Problem description ::
Go through the records and copy each line where the word "Volume" occurs.

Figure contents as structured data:
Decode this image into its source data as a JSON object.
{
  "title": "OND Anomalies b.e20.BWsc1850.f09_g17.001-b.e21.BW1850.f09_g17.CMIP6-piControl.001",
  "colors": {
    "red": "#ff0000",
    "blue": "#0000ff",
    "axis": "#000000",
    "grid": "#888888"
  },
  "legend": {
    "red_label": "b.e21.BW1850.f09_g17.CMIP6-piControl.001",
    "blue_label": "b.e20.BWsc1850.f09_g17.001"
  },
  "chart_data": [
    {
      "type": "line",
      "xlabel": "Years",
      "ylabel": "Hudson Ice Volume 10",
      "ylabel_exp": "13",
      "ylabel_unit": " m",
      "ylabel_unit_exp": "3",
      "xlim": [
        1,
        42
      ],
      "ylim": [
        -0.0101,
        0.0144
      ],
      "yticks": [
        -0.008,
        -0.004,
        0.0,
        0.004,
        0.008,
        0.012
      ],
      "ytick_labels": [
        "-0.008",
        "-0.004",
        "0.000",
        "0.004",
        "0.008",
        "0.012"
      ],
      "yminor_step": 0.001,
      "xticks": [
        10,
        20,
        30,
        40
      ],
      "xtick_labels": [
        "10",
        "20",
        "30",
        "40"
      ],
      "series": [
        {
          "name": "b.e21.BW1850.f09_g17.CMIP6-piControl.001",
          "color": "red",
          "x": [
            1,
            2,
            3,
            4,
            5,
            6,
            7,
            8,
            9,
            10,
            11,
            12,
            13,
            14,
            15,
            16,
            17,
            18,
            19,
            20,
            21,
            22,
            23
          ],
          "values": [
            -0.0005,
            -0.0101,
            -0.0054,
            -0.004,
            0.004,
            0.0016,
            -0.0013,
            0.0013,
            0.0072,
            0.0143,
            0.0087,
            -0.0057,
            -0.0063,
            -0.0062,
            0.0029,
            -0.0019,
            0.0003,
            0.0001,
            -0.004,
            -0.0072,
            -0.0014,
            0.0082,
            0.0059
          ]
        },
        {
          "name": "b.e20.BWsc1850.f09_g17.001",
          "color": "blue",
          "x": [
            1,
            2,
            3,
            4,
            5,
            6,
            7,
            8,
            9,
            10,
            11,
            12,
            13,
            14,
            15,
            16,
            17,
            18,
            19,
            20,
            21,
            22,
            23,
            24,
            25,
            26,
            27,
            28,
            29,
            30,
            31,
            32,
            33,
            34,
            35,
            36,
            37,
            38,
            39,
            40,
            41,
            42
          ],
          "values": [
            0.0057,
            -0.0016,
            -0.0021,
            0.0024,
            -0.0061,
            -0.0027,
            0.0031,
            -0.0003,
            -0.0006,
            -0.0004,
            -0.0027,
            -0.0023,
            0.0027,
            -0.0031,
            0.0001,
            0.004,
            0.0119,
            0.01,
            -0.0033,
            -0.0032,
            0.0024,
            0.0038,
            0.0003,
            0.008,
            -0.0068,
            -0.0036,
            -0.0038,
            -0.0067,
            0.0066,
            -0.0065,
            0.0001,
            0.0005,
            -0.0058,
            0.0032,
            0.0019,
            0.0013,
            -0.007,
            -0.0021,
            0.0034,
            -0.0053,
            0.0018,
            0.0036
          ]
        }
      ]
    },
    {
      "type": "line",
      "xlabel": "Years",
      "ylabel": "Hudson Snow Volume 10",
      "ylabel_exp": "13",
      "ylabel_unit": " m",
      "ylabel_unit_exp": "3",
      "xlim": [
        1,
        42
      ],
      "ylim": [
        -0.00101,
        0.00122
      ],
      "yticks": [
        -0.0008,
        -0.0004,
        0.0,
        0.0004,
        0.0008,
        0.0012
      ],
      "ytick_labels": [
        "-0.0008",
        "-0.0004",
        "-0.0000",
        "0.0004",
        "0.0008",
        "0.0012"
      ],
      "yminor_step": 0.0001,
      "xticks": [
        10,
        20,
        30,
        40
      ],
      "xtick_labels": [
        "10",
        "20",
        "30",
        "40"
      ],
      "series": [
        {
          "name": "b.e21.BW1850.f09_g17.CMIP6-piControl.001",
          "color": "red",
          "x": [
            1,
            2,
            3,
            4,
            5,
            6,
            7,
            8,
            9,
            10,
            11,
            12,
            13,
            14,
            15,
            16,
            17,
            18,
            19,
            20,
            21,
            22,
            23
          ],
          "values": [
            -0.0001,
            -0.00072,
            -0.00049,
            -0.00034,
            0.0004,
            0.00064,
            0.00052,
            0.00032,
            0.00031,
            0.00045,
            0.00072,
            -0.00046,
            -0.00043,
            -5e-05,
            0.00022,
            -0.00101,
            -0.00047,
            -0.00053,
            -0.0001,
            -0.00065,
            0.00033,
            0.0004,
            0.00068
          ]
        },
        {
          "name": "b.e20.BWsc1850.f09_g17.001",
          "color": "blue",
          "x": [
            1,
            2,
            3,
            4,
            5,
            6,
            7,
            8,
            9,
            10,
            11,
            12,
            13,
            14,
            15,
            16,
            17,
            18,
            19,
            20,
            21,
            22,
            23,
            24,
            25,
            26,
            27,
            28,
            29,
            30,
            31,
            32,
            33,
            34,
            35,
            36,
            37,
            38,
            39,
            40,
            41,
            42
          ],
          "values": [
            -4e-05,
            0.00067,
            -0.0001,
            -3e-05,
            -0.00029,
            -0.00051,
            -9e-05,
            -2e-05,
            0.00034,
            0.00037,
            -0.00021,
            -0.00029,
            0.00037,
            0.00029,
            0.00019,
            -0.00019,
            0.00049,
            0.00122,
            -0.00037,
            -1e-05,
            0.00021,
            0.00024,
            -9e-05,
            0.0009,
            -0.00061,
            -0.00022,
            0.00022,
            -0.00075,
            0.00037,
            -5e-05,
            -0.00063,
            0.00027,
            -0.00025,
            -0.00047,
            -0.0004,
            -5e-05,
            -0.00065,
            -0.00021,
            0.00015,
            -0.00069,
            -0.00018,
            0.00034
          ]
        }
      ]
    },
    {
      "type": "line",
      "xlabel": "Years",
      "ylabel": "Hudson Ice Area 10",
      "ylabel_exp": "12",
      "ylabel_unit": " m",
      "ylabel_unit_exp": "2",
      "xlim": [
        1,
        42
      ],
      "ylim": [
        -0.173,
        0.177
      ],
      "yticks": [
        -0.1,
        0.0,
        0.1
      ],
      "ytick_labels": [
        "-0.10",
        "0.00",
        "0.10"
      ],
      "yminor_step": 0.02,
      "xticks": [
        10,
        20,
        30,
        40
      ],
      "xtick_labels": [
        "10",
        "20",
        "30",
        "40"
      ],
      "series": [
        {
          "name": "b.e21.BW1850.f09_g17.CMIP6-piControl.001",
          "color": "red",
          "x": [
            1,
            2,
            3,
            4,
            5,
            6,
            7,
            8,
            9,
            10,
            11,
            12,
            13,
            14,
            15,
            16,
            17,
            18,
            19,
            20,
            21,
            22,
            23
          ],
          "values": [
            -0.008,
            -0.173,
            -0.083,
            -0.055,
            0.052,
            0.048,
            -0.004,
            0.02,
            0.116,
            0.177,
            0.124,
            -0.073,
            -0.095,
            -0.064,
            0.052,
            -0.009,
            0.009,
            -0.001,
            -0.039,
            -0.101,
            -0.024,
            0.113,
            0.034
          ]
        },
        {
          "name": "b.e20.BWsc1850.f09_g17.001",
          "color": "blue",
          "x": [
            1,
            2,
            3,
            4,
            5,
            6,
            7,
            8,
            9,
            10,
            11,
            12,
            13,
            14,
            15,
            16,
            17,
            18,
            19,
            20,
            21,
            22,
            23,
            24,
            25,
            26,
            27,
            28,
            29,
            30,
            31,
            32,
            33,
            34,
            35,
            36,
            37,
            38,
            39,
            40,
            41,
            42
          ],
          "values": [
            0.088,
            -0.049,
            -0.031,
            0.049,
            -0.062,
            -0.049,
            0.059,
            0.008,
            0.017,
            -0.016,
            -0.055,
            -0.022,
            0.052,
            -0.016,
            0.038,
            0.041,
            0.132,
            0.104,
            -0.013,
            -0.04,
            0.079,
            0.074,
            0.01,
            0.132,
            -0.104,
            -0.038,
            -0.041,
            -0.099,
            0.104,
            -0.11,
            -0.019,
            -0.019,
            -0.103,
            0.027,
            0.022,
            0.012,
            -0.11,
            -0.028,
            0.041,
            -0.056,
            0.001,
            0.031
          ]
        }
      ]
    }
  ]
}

Output below ::
      "ylabel": "Hudson Ice Volume 10",
      "ylabel": "Hudson Snow Volume 10",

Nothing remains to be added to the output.